### Document
À la conquête du pôle

C’est officiel. Les doodles, ces illustrations que Google affiche régulièrement sur la page d’accueil de son moteur de recherche pour rendre hommage à une personnalité ou bien mettre en avant une actualité, peuvent désormais prendre la forme d’une vidéo à 360° en réalité virtuelle. Le tout premier de ces doodles, créé par la firme de Mountain View en partenariat avec la Cinémathèque française, a été mis en ligne le 3 mai dernier. Il commémorait la sortie du film À la conquête du pôle de Georges Méliès, qui avait eu lieu le 3 mai 1912 – il y avait donc très exactement 106 ans.

Une drôle de temporalité qui s’explique néanmoins par le mépris de Google pour les nombres ronds lorsqu’il s’agit des dates anniversaires. « Le plus souvent, nous avons une idée et nous voulons la mettre en application immédiatement », indique l’illustratrice Sophie Diao, « doodler » au sein de la firme depuis quatre ans. « Parfois on se rend aussi compte que si on attend quelques années pour tomber sur un nombre rond, le doodle sera en ligne un dimanche et peu de gens auront l’occasion de le voir. »

Crédits : Google

Par ailleurs, la vidéo à 360° en réalité virtuelle mise en ligne le 3 mai dernier ne rendait pas seulement hommage au film À la conquête du pôle, mais aussi aux astuces narratives et techniques expérimentées par Georges Méliès dans des films comme Les Cartes vivantes, Un homme de têtes, La Sirène, Le Voyage dans la Lune, ou encore L’Homme-Orchestre. Dans ce dernier, le célèbre illusionniste, cinéaste et comédien se multipliait par sept en se filmant plusieurs fois sur la même bande de film.

La conceptrice du doodle, Hélène Leroux, a en outre voulu qu’il soit à l’image des univers faits main de Georges Méliès. Elle lui a donc donné un aspect peint. Il a ensuite fallu adapter ses dessins à la 3D. « Il s’agissait d’être le plus immersif possible mais sans oublier l’élément principal : l’histoire », précise l’illustratrice, qui travaille pour Google depuis deux ans. « L’histoire principale devant nous, très visible, puis des actions secondaires derrière, ainsi que des actions tertiaires tout autour, des petits loops d’animation et des surprises pour les gens plutôt explorateurs et curieux. »

Enregistrements de l'emplacement des éléments:
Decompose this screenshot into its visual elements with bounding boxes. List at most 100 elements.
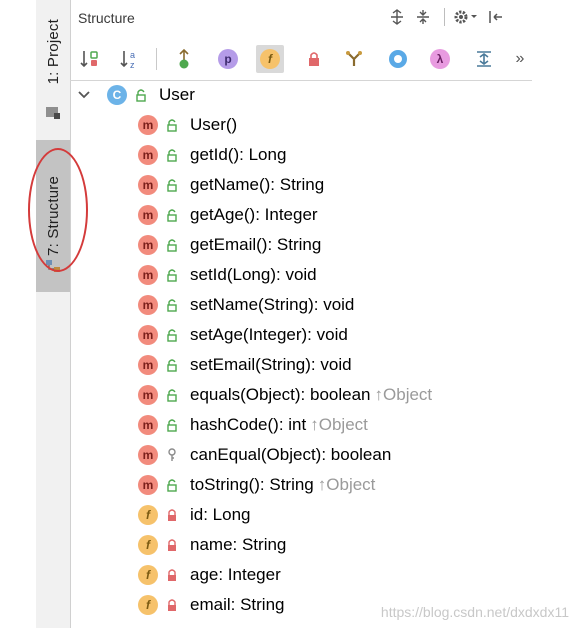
show-fields-button[interactable]: f (256, 45, 284, 73)
member-signature: setAge(Integer): void (190, 325, 348, 344)
method-icon: m (138, 235, 158, 255)
show-anonymous-classes-button[interactable] (384, 45, 412, 73)
more-toolbar-button[interactable]: » (506, 45, 534, 73)
member-signature: User() (190, 115, 238, 134)
lock-icon (309, 52, 319, 66)
public-visibility-icon (166, 178, 178, 192)
tree-method-row[interactable]: m setAge(Integer): void (138, 321, 348, 349)
fields-icon: f (260, 49, 280, 69)
sort-by-visibility-button[interactable] (76, 45, 104, 73)
gear-icon (454, 10, 477, 24)
field-icon: f (138, 565, 158, 585)
group-methods-button[interactable] (340, 45, 368, 73)
method-icon: m (138, 325, 158, 345)
method-icon: m (138, 385, 158, 405)
member-signature: setEmail(String): void (190, 355, 352, 374)
tree-field-row[interactable]: f email: String (138, 591, 284, 619)
inherited-from-label: ↑Object (317, 475, 376, 494)
method-icon: m (138, 145, 158, 165)
member-signature: email: String (190, 595, 285, 614)
tree-method-row[interactable]: m User() (138, 111, 237, 139)
protected-visibility-icon (166, 448, 178, 462)
panel-header-tools (386, 6, 511, 28)
member-signature: getEmail(): String (190, 235, 322, 254)
member-signature: getAge(): Integer (190, 205, 318, 224)
private-lock-icon (166, 538, 178, 552)
field-icon: f (138, 595, 158, 615)
tree-method-row[interactable]: m setName(String): void (138, 291, 354, 319)
method-icon: m (138, 295, 158, 315)
anonymous-class-icon (389, 50, 407, 68)
collapse-all-icon (417, 10, 429, 24)
show-properties-button[interactable]: p (214, 45, 242, 73)
settings-header-button[interactable] (451, 6, 481, 28)
expand-all-header-button[interactable] (386, 6, 408, 28)
method-icon: m (138, 205, 158, 225)
public-visibility-icon (166, 478, 178, 492)
method-icon: m (138, 415, 158, 435)
structure-icon (46, 260, 60, 272)
method-icon: m (138, 475, 158, 495)
project-tool-tab[interactable]: 1: Project (36, 6, 70, 98)
field-icon: f (138, 535, 158, 555)
collapse-all-header-button[interactable] (412, 6, 434, 28)
tree-method-row[interactable]: m setId(Long): void (138, 261, 317, 289)
tree-method-row[interactable]: m getId(): Long (138, 141, 286, 169)
show-inherited-button[interactable] (170, 45, 198, 73)
tree-method-row[interactable]: m getName(): String (138, 171, 324, 199)
header-separator (444, 8, 445, 26)
private-lock-icon (166, 598, 178, 612)
inherited-from-label: ↑Object (310, 415, 368, 434)
expand-all-icon (391, 9, 403, 25)
structure-tab-label: 7: Structure (44, 176, 62, 256)
tree-method-row[interactable]: m hashCode(): int ↑Object (138, 411, 368, 439)
private-lock-icon (166, 508, 178, 522)
tree-method-row[interactable]: m getEmail(): String (138, 231, 321, 259)
member-signature: setId(Long): void (190, 265, 317, 284)
public-visibility-icon (166, 358, 178, 372)
member-signature: hashCode(): int (190, 415, 307, 434)
tree-class-node[interactable]: C User (107, 81, 195, 109)
show-non-public-button[interactable] (300, 45, 328, 73)
tree-method-row[interactable]: m toString(): String ↑Object (138, 471, 375, 499)
public-visibility-icon (166, 418, 178, 432)
svg-text:z: z (130, 60, 135, 70)
group-methods-icon (346, 51, 362, 66)
tree-field-row[interactable]: f name: String (138, 531, 286, 559)
chevron-down-icon[interactable] (77, 88, 91, 102)
public-visibility-icon (166, 148, 178, 162)
tree-field-row[interactable]: f id: Long (138, 501, 251, 529)
tree-method-row[interactable]: m equals(Object): boolean ↑Object (138, 381, 432, 409)
class-name: User (159, 85, 195, 104)
toolbar-separator (156, 48, 157, 70)
sort-alphabetically-button[interactable]: a z (116, 45, 144, 73)
public-visibility-icon (166, 238, 178, 252)
tree-method-row[interactable]: m getAge(): Integer (138, 201, 318, 229)
member-signature: getName(): String (190, 175, 325, 194)
tool-window-strip: 1: Project 7: Structure (36, 0, 71, 628)
lambda-icon: λ (430, 49, 450, 69)
sort-by-visibility-icon (80, 51, 98, 68)
public-visibility-icon (166, 298, 178, 312)
private-lock-icon (166, 568, 178, 582)
show-lambdas-button[interactable]: λ (426, 45, 454, 73)
tree-field-row[interactable]: f age: Integer (138, 561, 281, 589)
class-icon: C (107, 85, 127, 105)
hide-panel-header-button[interactable] (485, 6, 507, 28)
inherited-from-label: ↑Object (374, 385, 433, 404)
properties-icon: p (218, 49, 238, 69)
tree-method-row[interactable]: m setEmail(String): void (138, 351, 352, 379)
member-signature: toString(): String (190, 475, 314, 494)
project-tab-label: 1: Project (44, 19, 62, 85)
public-visibility-icon (166, 328, 178, 342)
member-signature: age: Integer (190, 565, 281, 584)
expand-collapse-icon (477, 51, 491, 67)
tree-method-row[interactable]: m canEqual(Object): boolean (138, 441, 391, 469)
public-visibility-icon (166, 208, 178, 222)
member-signature: setName(String): void (190, 295, 355, 314)
method-icon: m (138, 115, 158, 135)
method-icon: m (138, 265, 158, 285)
member-signature: name: String (190, 535, 287, 554)
public-visibility-icon (135, 88, 147, 102)
expand-all-button[interactable] (470, 45, 498, 73)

### Consignes
1. Recopiez fidèlement le passage de l'article sur le doodle consacré à Méliès qui commence par "Crédits : Google" et se poursuit jusqu'à "bande de film.".
2. D'après l'article sur le doodle consacré à Méliès, à quelle date le film À la conquête du pôle est-il sorti ?
3. Rédigez la suite de l'article sur le doodle consacré à Méliès, à partir de l'endroit où il s'arrête.
Les enregistrements n'ont aucun lien avec l'article sur le doodle consacré à Méliès.

### Corrigés
1.
Crédits : Google

Par ailleurs, la vidéo à 360° en réalité virtuelle mise en ligne le 3 mai dernier ne rendait pas seulement hommage au film À la conquête du pôle, mais aussi aux astuces narratives et techniques expérimentées par Georges Méliès dans des films comme Les Cartes vivantes, Un homme de têtes, La Sirène, Le Voyage dans la Lune, ou encore L’Homme-Orchestre. Dans ce dernier, le célèbre illusionniste, cinéaste et comédien se multipliait par sept en se filmant plusieurs fois sur la même bande de film.

2. Le 3 mai 1912.

3.
Et si l’idéal était bien évidemment de regarder le doodle rendant hommage à Georges Méliès avec un casque de réalité virtuelle pour se promener dans la vidéo en tournant la tête, l’internaute pouvait également y naviguer à l’aide de sa souris. Ce qui aurait certainement réjoui le célèbre illusionniste. « Méliès était fasciné par les nouvelles technologies et il était constamment à la recherche de nouvelles inventions », souligne en effet le directeur scientifique du patrimoine de la Cinémathèque française, Laurent Mannoni.

« J’imagine qu’il aurait adoré vivre à notre époque et connaître le cinéma immersif, les effets numériques et les autres images spectaculaires qu’il est maintenant possible de créer », poursuit-il. « Il ne fait pour moi aucun doute qu’il aurait été flatté de se retrouver sous les projecteurs avec (…) le tout premier doodle vidéo à 360° en réalité virtuelle, diffusé à travers le monde grâce à un nouveau médium aux pouvoirs magiques infinis. » Mais le tout premier doodle de Google ne laissait en rien présager ces pouvoirs magiques.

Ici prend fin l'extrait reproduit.